What lines of the data hold the string "approximate"? Pull each one out.

(Source records)

%%

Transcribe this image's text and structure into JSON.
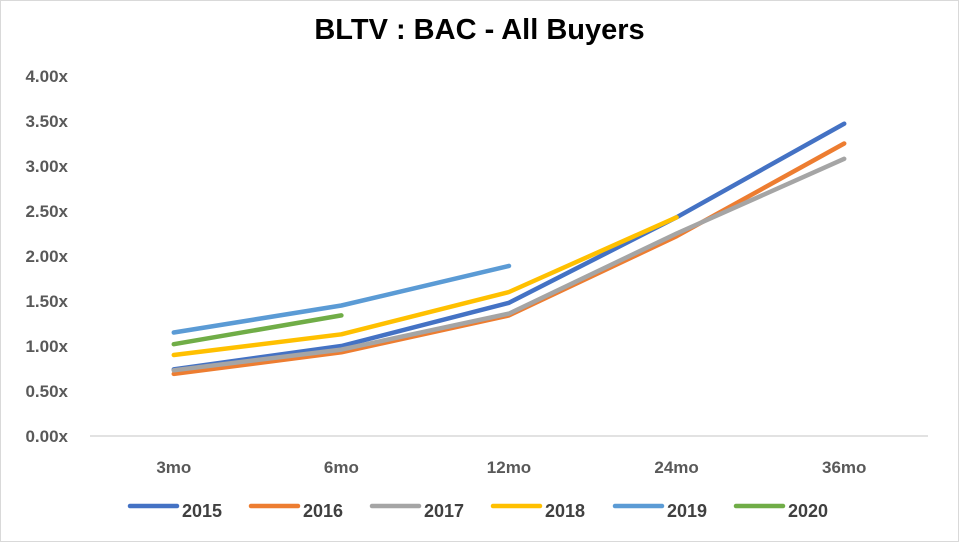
{
  "chart_data": {
    "type": "line",
    "title": "BLTV : BAC - All Buyers",
    "xlabel": "",
    "ylabel": "",
    "categories": [
      "3mo",
      "6mo",
      "12mo",
      "24mo",
      "36mo"
    ],
    "y_ticks": [
      "0.00x",
      "0.50x",
      "1.00x",
      "1.50x",
      "2.00x",
      "2.50x",
      "3.00x",
      "3.50x",
      "4.00x"
    ],
    "ylim": [
      0,
      4
    ],
    "grid": false,
    "legend_position": "bottom",
    "series": [
      {
        "name": "2015",
        "color": "#4472c4",
        "values": [
          0.74,
          1.0,
          1.48,
          2.43,
          3.47
        ]
      },
      {
        "name": "2016",
        "color": "#ed7d31",
        "values": [
          0.69,
          0.93,
          1.34,
          2.22,
          3.25
        ]
      },
      {
        "name": "2017",
        "color": "#a5a5a5",
        "values": [
          0.73,
          0.96,
          1.36,
          2.25,
          3.08
        ]
      },
      {
        "name": "2018",
        "color": "#ffc000",
        "values": [
          0.9,
          1.13,
          1.6,
          2.43,
          null
        ]
      },
      {
        "name": "2019",
        "color": "#5b9bd5",
        "values": [
          1.15,
          1.45,
          1.89,
          null,
          null
        ]
      },
      {
        "name": "2020",
        "color": "#70ad47",
        "values": [
          1.02,
          1.34,
          null,
          null,
          null
        ]
      }
    ]
  }
}
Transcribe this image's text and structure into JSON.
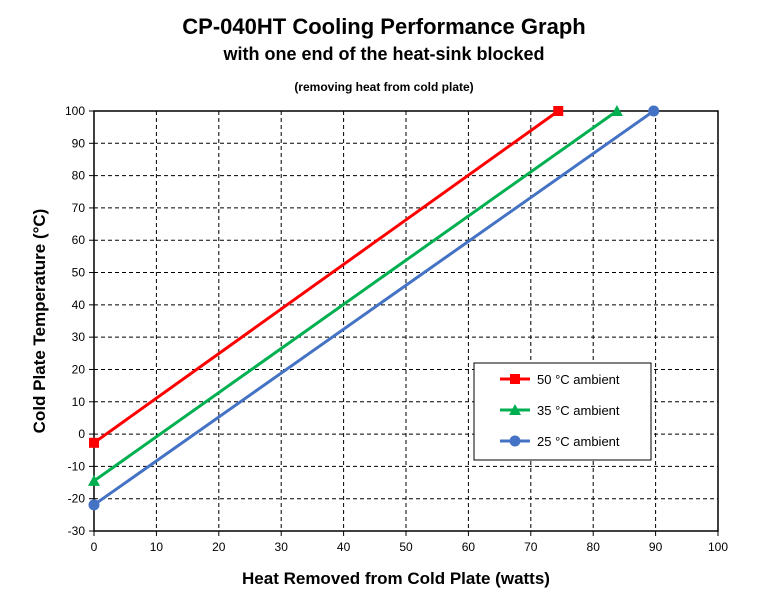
{
  "chart_data": {
    "type": "line",
    "title": "CP-040HT Cooling Performance Graph",
    "subtitle": "with one end of the heat-sink blocked",
    "note": "(removing heat from cold plate)",
    "xlabel": "Heat Removed from Cold Plate (watts)",
    "ylabel": "Cold Plate Temperature (°C)",
    "xlim": [
      0,
      100
    ],
    "ylim": [
      -30,
      100
    ],
    "xticks": [
      0,
      10,
      20,
      30,
      40,
      50,
      60,
      70,
      80,
      90,
      100
    ],
    "yticks": [
      -30,
      -20,
      -10,
      0,
      10,
      20,
      30,
      40,
      50,
      60,
      70,
      80,
      90,
      100
    ],
    "grid": true,
    "legend_position": "lower-right",
    "series": [
      {
        "name": "50 °C ambient",
        "color": "#ff0000",
        "marker": "square",
        "x": [
          0,
          74.4
        ],
        "y": [
          -2.7,
          100
        ]
      },
      {
        "name": "35 °C ambient",
        "color": "#00b050",
        "marker": "triangle",
        "x": [
          0,
          83.8
        ],
        "y": [
          -14.5,
          100
        ]
      },
      {
        "name": "25 °C ambient",
        "color": "#4472c4",
        "marker": "circle",
        "x": [
          0,
          89.7
        ],
        "y": [
          -21.9,
          100
        ]
      }
    ]
  }
}
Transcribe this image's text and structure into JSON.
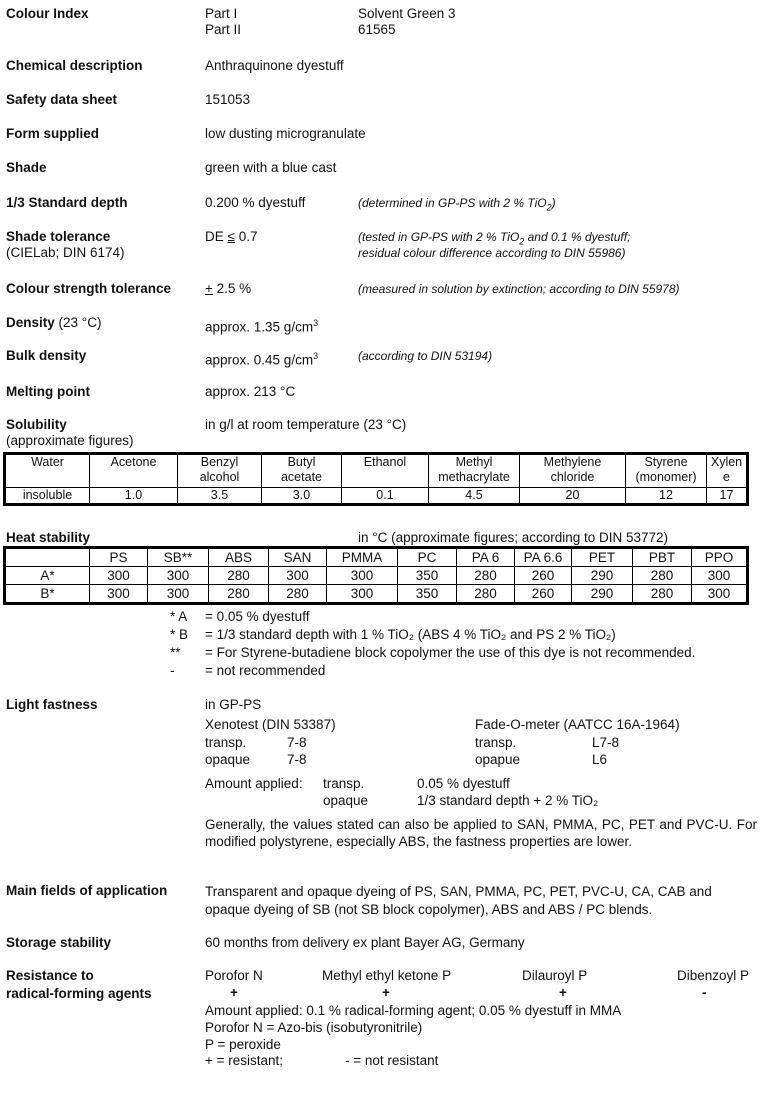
{
  "colour_index": {
    "label": "Colour Index",
    "part1_label": "Part I",
    "part1_value": "Solvent Green 3",
    "part2_label": "Part II",
    "part2_value": "61565"
  },
  "chemical": {
    "label": "Chemical description",
    "value": "Anthraquinone dyestuff"
  },
  "safety": {
    "label": "Safety data sheet",
    "value": "151053"
  },
  "form": {
    "label": "Form supplied",
    "value": "low dusting microgranulate"
  },
  "shade": {
    "label": "Shade",
    "value": "green with a blue cast"
  },
  "std_depth": {
    "label": "1/3 Standard depth",
    "value": "0.200 % dyestuff",
    "note_a": "(determined in GP-PS with 2 % TiO",
    "note_sub": "2",
    "note_b": ")"
  },
  "shade_tol": {
    "label": "Shade tolerance",
    "sublabel": "(CIELab; DIN 6174)",
    "value_prefix": "DE ",
    "value_sym": "≤",
    "value": " 0.7",
    "note1_a": "(tested in GP-PS with 2 % TiO",
    "note1_sub": "2",
    "note1_b": " and 0.1 % dyestuff;",
    "note2": "residual colour difference according to DIN 55986)"
  },
  "strength_tol": {
    "label": "Colour strength tolerance",
    "value_sym": "+",
    "value": " 2.5 %",
    "note": "(measured in solution by extinction; according to DIN 55978)"
  },
  "density": {
    "label": "Density",
    "label_suffix": " (23 °C)",
    "value": "approx. 1.35 g/cm",
    "sup": "3"
  },
  "bulk": {
    "label": "Bulk density",
    "value": "approx. 0.45 g/cm",
    "sup": "3",
    "note": "(according to DIN 53194)"
  },
  "melting": {
    "label": "Melting point",
    "value": "approx. 213 °C"
  },
  "solubility": {
    "label": "Solubility",
    "sublabel": "(approximate figures)",
    "value": "in g/l at room temperature (23 °C)",
    "headers": [
      [
        "Water",
        ""
      ],
      [
        "Acetone",
        ""
      ],
      [
        "Benzyl",
        "alcohol"
      ],
      [
        "Butyl",
        "acetate"
      ],
      [
        "Ethanol",
        ""
      ],
      [
        "Methyl",
        "methacrylate"
      ],
      [
        "Methylene",
        "chloride"
      ],
      [
        "Styrene",
        "(monomer)"
      ],
      [
        "Xylen",
        "e"
      ]
    ],
    "values": [
      "insoluble",
      "1.0",
      "3.5",
      "3.0",
      "0.1",
      "4.5",
      "20",
      "12",
      "17"
    ]
  },
  "heat": {
    "label": "Heat stability",
    "value": "in °C (approximate figures; according to DIN 53772)",
    "headers": [
      "",
      "PS",
      "SB**",
      "ABS",
      "SAN",
      "PMMA",
      "PC",
      "PA 6",
      "PA 6.6",
      "PET",
      "PBT",
      "PPO"
    ],
    "rows": [
      [
        "A*",
        "300",
        "300",
        "280",
        "300",
        "300",
        "350",
        "280",
        "260",
        "290",
        "280",
        "300"
      ],
      [
        "B*",
        "300",
        "300",
        "280",
        "280",
        "300",
        "350",
        "280",
        "260",
        "290",
        "280",
        "300"
      ]
    ],
    "footnotes": [
      {
        "key": "* A",
        "text": "= 0.05 % dyestuff"
      },
      {
        "key": "* B",
        "text": "= 1/3 standard depth with 1 % TiO₂ (ABS 4 % TiO₂ and PS 2 % TiO₂)"
      },
      {
        "key": "**",
        "text": "= For Styrene-butadiene block copolymer the use of this dye is not recommended."
      },
      {
        "key": "-",
        "text": "= not recommended"
      }
    ]
  },
  "light": {
    "label": "Light fastness",
    "value": "in GP-PS",
    "xeno_title": "Xenotest (DIN 53387)",
    "xeno_rows": [
      [
        "transp.",
        "7-8"
      ],
      [
        "opaque",
        "7-8"
      ]
    ],
    "fade_title": "Fade-O-meter (AATCC 16A-1964)",
    "fade_rows": [
      [
        "transp.",
        "L7-8"
      ],
      [
        "opapue",
        "L6"
      ]
    ],
    "amount_label": "Amount applied:",
    "amount_rows": [
      [
        "transp.",
        "0.05 % dyestuff"
      ],
      [
        "opaque",
        "1/3 standard depth + 2 % TiO₂"
      ]
    ],
    "note": "Generally, the values stated can also be applied to SAN, PMMA, PC, PET and PVC-U. For modified polystyrene, especially ABS, the fastness properties are lower."
  },
  "fields": {
    "label": "Main fields of application",
    "value": "Transparent and opaque dyeing of PS, SAN, PMMA, PC, PET, PVC-U, CA, CAB and opaque dyeing of SB (not SB block copolymer), ABS and ABS / PC blends."
  },
  "storage": {
    "label": "Storage stability",
    "value": "60 months from delivery ex plant Bayer AG, Germany"
  },
  "radical": {
    "label1": "Resistance to",
    "label2": "radical-forming agents",
    "agents": [
      {
        "name": "Porofor N",
        "result": "+"
      },
      {
        "name": "Methyl ethyl ketone P",
        "result": "+"
      },
      {
        "name": "Dilauroyl P",
        "result": "+"
      },
      {
        "name": "Dibenzoyl P",
        "result": "-"
      }
    ],
    "notes": [
      "Amount applied: 0.1 % radical-forming agent; 0.05 % dyestuff in MMA",
      "Porofor N = Azo-bis (isobutyronitrile)",
      "P = peroxide"
    ],
    "legend_plus": "+ = resistant;",
    "legend_minus": "- = not resistant"
  }
}
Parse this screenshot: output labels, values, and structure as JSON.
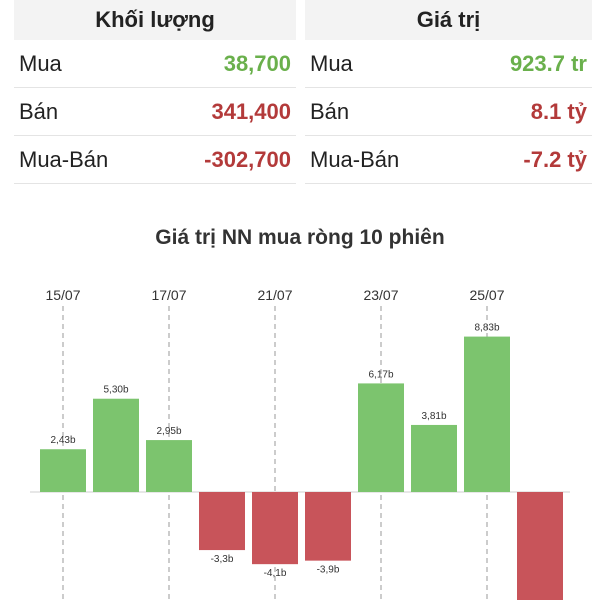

%%

#### Answer to the task
    "sublabel": "(approximate figures)",
    "value": "in °C (approximate figures; according to DIN 53772)",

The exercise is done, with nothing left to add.